§ The task
Pull out all lines from the listing below in which the word "background" appears.

** Start Data shown **

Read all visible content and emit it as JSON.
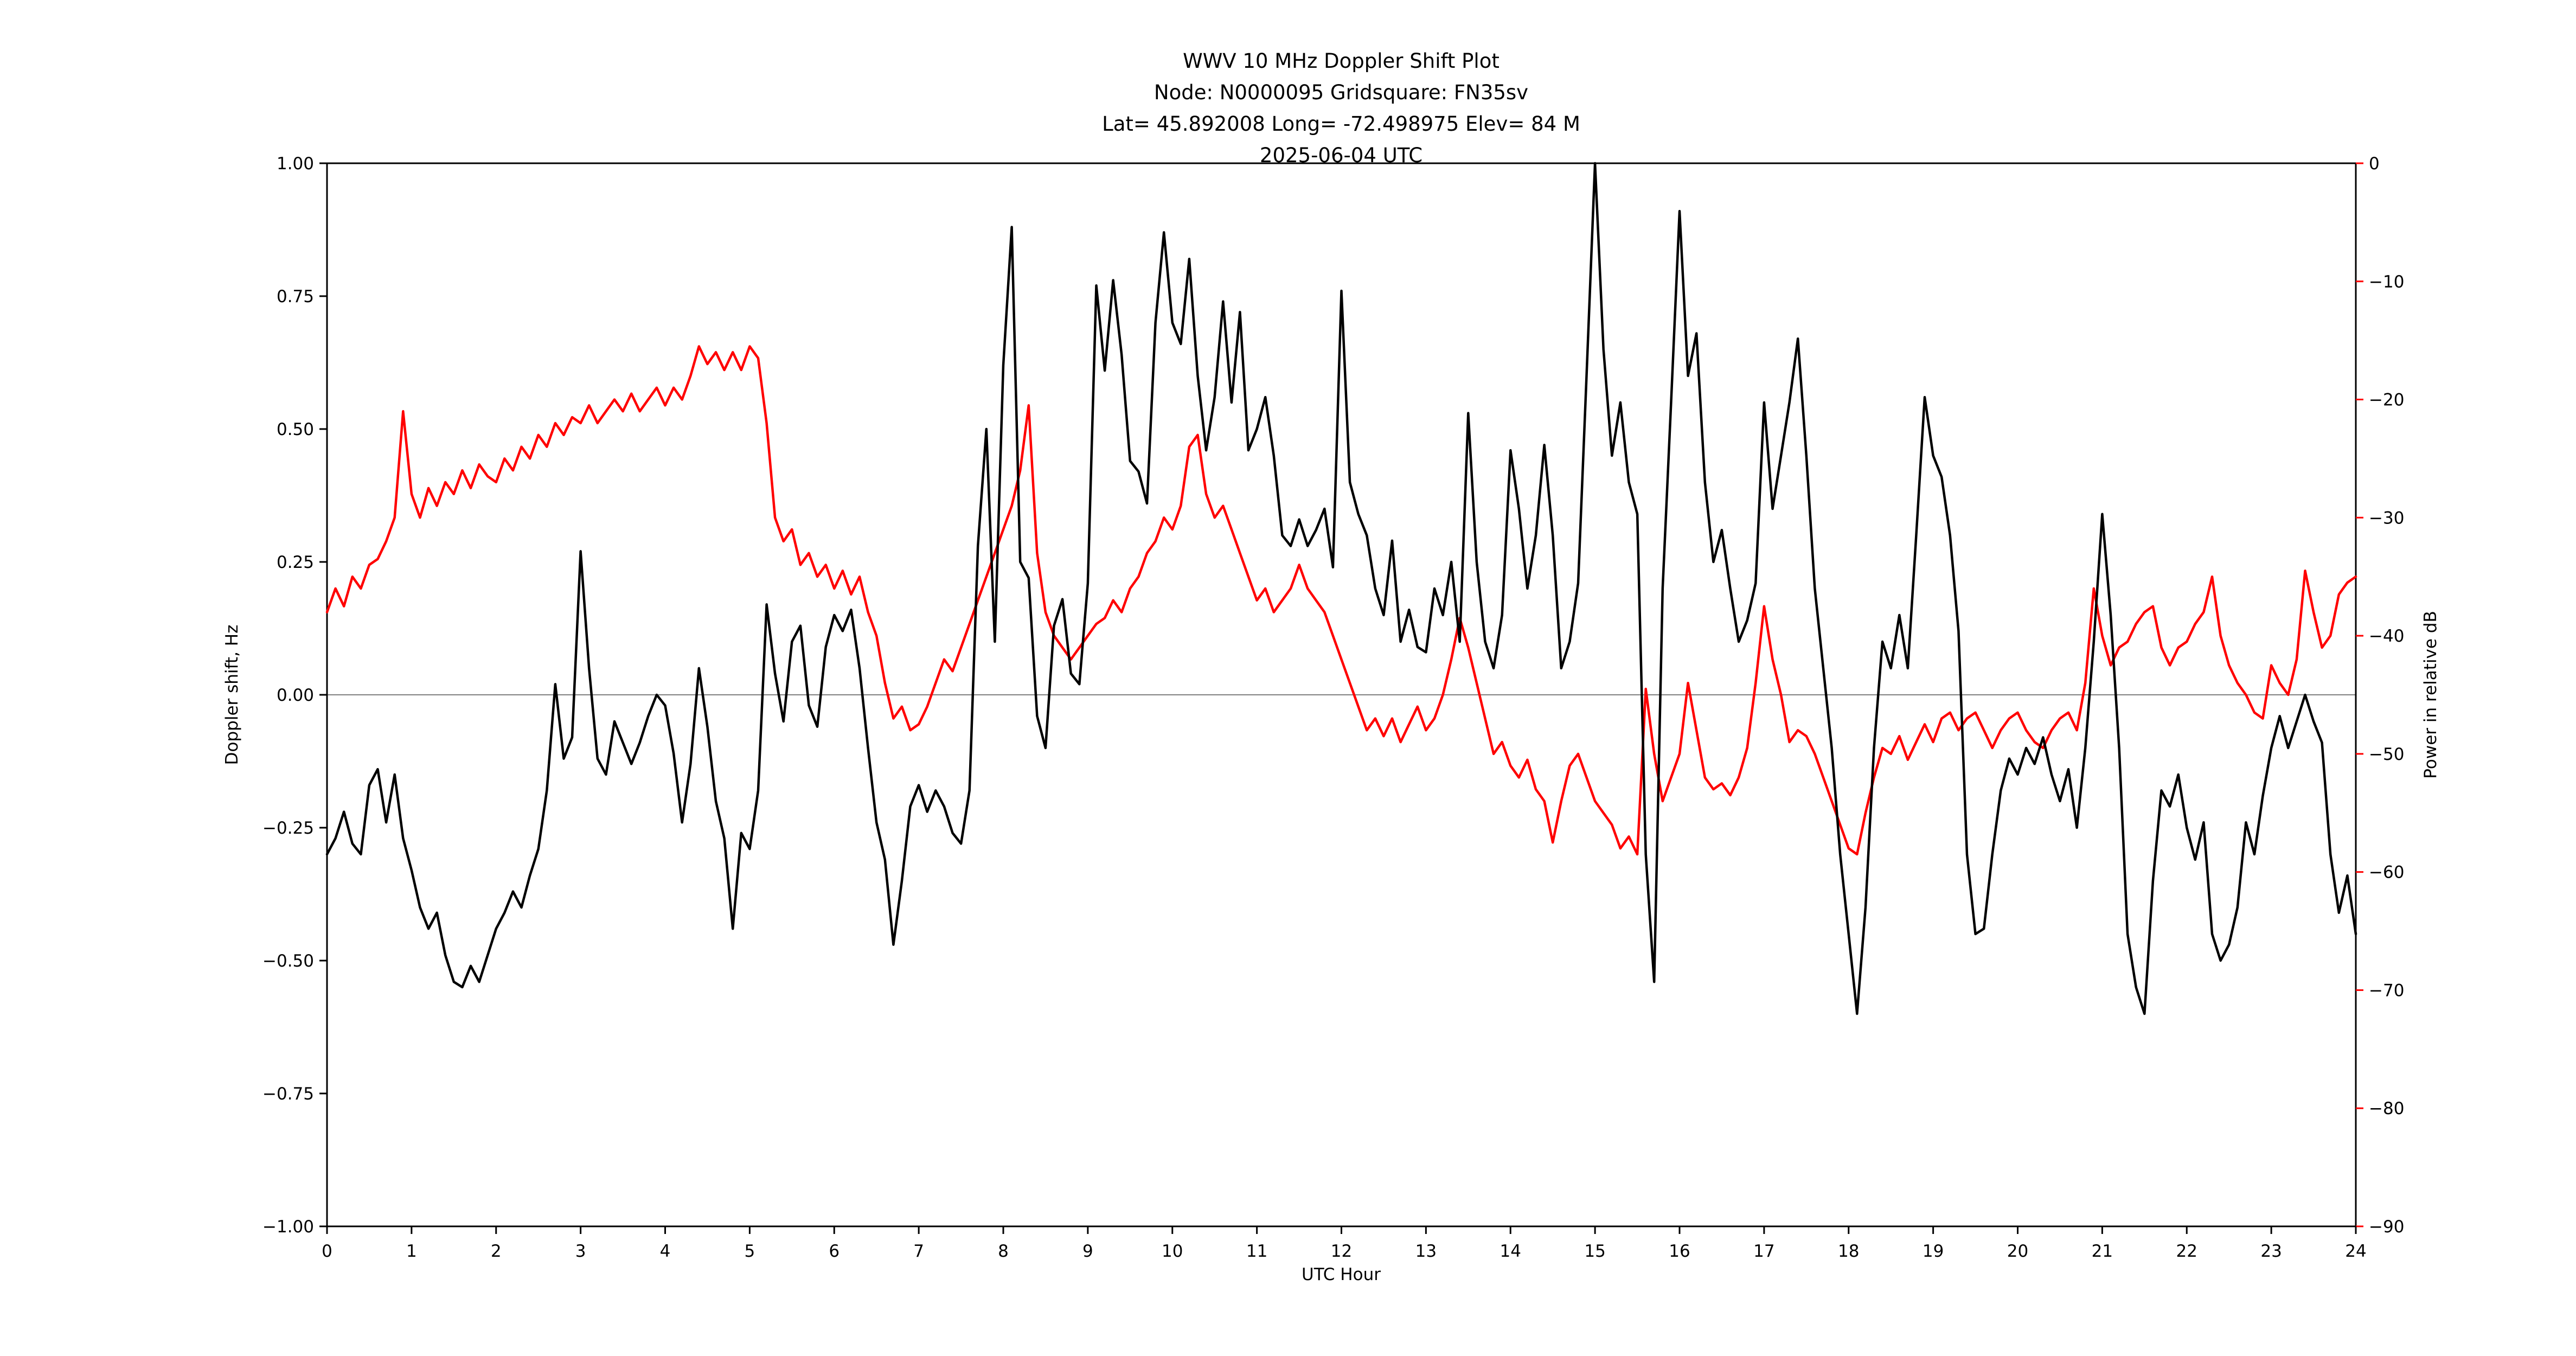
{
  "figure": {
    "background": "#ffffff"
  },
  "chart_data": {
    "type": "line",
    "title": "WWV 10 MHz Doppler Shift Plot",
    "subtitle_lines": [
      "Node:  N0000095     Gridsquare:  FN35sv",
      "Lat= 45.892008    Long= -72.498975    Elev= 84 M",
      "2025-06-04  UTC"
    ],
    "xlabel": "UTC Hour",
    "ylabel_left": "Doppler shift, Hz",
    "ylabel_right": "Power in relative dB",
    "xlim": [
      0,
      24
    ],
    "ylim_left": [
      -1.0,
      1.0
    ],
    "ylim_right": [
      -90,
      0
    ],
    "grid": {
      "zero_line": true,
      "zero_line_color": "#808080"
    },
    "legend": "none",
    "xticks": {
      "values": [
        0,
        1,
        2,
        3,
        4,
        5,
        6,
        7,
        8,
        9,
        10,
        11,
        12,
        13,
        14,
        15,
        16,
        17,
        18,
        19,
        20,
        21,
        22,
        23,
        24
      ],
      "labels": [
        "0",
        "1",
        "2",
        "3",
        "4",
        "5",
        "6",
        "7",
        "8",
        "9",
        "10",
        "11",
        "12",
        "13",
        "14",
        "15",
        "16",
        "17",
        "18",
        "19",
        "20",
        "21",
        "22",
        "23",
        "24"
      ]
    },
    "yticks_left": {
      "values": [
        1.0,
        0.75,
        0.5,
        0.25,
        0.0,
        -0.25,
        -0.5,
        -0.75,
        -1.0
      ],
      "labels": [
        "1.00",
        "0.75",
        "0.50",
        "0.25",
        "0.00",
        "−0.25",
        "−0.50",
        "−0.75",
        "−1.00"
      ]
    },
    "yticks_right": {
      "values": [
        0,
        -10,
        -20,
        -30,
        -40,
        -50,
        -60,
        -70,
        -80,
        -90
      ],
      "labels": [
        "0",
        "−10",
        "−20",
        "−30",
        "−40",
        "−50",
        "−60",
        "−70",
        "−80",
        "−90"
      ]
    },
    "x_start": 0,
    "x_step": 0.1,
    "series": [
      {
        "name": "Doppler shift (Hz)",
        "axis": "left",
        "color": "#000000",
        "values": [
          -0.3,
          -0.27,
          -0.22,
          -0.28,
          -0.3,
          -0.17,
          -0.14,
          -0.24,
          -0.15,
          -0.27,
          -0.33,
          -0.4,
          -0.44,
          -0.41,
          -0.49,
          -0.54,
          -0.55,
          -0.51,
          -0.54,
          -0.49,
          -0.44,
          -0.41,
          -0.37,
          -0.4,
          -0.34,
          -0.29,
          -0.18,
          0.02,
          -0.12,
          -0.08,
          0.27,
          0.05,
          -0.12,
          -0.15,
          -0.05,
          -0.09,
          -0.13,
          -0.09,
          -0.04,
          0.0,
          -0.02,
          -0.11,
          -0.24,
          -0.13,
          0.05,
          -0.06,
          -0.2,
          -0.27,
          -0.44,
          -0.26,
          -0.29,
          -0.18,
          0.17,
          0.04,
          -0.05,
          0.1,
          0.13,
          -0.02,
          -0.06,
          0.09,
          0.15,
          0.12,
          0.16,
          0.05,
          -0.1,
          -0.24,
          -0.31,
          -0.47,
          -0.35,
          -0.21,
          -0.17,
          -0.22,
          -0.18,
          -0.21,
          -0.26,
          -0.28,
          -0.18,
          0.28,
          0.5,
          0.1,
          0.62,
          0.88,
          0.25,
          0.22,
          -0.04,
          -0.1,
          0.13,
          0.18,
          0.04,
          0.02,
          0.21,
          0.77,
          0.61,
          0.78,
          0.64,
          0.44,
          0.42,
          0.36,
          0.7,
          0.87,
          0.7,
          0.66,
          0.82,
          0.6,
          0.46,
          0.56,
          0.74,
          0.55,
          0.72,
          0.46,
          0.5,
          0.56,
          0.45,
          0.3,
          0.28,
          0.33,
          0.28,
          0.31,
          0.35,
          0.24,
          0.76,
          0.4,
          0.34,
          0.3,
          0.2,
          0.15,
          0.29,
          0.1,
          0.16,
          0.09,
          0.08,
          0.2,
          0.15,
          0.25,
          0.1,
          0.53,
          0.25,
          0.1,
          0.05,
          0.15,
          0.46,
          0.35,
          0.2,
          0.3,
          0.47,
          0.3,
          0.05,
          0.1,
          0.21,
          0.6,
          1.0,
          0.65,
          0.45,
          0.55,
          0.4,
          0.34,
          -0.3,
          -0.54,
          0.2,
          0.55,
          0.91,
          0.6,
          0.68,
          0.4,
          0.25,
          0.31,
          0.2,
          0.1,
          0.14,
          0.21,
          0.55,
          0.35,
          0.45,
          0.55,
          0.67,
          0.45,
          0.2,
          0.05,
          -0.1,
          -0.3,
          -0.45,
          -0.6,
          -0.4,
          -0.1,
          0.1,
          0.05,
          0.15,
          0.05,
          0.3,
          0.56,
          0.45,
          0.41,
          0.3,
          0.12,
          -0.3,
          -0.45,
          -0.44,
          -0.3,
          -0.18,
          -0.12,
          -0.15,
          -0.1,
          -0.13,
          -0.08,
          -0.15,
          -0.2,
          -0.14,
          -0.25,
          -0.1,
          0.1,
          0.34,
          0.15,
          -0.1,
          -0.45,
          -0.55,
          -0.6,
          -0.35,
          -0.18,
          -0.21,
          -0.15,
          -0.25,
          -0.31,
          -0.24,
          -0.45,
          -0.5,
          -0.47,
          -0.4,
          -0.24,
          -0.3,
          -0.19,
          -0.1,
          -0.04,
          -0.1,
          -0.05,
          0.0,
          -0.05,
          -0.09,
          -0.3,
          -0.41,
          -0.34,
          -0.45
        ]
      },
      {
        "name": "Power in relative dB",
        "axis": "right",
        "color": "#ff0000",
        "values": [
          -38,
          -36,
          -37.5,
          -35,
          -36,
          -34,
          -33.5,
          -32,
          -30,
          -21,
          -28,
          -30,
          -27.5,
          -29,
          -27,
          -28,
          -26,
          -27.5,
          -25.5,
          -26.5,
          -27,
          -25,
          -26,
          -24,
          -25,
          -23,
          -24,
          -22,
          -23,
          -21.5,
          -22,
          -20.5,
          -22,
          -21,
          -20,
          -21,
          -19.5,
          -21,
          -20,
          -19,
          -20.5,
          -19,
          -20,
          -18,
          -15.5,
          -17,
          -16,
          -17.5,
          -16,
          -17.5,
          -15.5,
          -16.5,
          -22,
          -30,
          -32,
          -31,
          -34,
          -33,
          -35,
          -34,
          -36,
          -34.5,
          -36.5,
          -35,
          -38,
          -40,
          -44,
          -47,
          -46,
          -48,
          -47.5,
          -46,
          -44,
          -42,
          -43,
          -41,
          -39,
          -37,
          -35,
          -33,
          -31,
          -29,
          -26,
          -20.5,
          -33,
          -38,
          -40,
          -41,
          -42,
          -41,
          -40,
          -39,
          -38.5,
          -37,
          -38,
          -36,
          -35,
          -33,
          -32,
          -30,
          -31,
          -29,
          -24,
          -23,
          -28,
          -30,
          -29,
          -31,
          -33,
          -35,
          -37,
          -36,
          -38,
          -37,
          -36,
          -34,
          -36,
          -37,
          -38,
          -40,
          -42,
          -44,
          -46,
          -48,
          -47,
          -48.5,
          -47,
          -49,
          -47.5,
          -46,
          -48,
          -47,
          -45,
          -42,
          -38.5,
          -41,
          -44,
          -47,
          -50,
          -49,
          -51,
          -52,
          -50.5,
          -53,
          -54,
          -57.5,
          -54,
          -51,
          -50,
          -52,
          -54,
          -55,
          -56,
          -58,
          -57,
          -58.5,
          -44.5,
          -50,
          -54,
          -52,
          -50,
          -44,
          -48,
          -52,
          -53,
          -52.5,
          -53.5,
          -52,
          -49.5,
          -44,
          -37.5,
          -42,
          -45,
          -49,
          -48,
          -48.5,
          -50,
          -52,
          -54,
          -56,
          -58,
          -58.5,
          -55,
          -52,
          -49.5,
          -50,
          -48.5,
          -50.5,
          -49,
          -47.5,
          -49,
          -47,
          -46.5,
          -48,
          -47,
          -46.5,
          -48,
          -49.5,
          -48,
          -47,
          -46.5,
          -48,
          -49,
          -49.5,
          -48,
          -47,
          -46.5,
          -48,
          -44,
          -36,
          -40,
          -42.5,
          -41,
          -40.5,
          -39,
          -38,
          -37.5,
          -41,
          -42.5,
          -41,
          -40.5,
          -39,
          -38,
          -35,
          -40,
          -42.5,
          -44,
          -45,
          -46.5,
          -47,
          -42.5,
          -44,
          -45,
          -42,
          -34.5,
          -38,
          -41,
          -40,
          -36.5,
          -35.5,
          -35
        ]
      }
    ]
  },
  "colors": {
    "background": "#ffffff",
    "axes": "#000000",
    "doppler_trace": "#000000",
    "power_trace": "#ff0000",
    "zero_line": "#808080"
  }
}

** End Data shown **
** Start Data shown **

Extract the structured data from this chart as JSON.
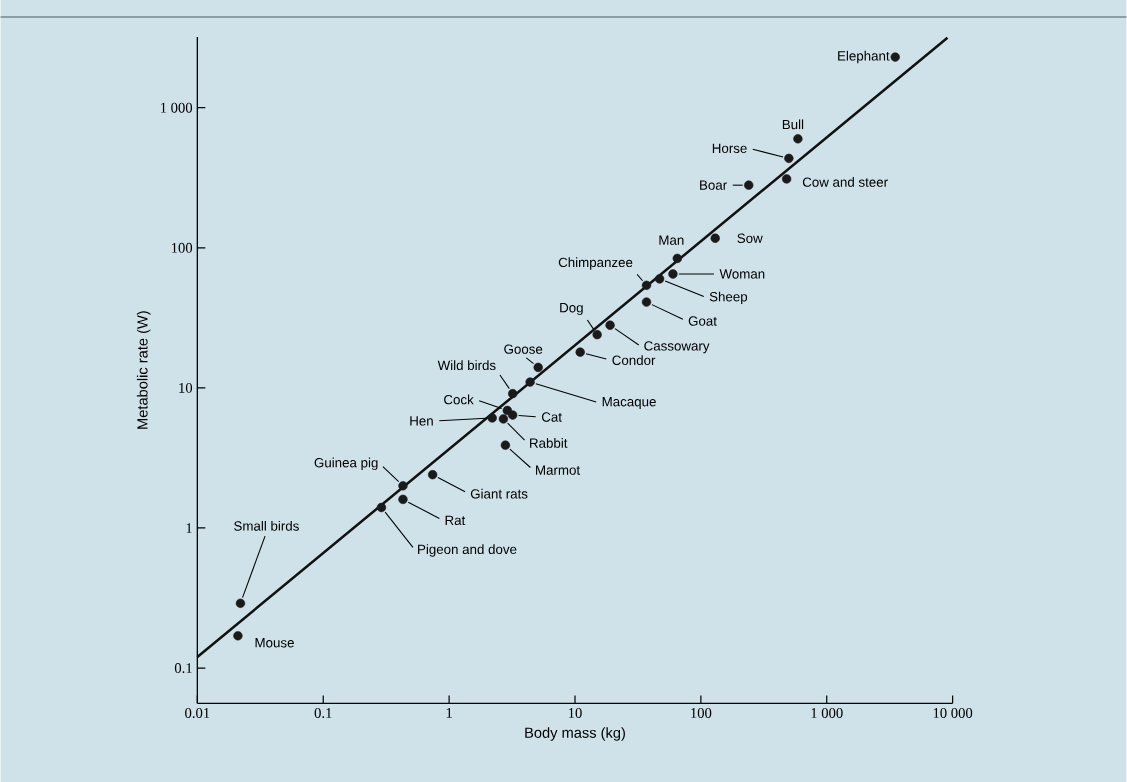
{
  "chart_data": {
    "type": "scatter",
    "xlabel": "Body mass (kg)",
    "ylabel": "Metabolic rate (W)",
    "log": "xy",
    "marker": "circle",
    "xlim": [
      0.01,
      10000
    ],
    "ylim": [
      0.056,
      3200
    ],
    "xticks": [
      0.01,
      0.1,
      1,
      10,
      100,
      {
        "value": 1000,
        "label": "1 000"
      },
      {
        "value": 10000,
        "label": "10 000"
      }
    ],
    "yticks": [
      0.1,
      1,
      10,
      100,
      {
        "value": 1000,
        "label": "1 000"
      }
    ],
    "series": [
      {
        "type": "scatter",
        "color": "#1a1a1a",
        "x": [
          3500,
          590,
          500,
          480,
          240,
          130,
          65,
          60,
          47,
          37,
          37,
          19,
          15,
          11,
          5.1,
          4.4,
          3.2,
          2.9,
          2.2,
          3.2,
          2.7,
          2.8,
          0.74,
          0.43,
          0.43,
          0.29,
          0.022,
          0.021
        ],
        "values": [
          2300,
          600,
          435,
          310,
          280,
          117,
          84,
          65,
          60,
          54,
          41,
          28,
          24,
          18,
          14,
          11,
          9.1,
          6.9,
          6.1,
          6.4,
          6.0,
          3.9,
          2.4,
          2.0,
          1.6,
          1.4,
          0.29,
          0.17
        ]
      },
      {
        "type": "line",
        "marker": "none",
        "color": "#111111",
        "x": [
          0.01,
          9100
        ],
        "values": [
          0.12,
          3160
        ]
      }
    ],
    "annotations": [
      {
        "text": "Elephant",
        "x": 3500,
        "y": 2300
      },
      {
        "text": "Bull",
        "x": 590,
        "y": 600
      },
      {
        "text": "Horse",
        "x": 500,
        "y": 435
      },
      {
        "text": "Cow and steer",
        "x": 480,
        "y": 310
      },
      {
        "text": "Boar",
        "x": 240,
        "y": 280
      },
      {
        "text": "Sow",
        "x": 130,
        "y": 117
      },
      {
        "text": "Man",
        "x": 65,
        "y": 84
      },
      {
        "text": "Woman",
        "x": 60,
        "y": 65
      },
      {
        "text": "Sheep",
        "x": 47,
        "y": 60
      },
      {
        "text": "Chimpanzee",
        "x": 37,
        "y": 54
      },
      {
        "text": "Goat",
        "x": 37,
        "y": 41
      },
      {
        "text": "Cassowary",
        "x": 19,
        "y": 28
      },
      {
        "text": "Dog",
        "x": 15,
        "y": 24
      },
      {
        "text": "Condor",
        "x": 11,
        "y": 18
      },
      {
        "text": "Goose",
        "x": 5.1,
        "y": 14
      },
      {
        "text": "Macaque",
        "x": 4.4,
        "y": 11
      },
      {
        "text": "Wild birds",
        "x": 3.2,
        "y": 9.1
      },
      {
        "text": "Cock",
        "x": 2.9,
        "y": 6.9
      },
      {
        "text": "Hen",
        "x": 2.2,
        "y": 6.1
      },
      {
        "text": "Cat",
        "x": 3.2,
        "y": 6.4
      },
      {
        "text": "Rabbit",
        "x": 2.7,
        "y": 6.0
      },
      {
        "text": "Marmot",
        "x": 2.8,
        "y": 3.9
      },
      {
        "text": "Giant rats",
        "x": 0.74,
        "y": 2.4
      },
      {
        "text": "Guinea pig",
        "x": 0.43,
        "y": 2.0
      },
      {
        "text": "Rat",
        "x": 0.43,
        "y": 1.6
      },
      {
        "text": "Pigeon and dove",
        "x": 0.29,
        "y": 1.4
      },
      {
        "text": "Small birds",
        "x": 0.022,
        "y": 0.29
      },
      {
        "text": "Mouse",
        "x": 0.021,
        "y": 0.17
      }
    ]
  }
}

** End Data shown **

§ The reply
    "background": "#ffffff"
    "background": "#ffffff",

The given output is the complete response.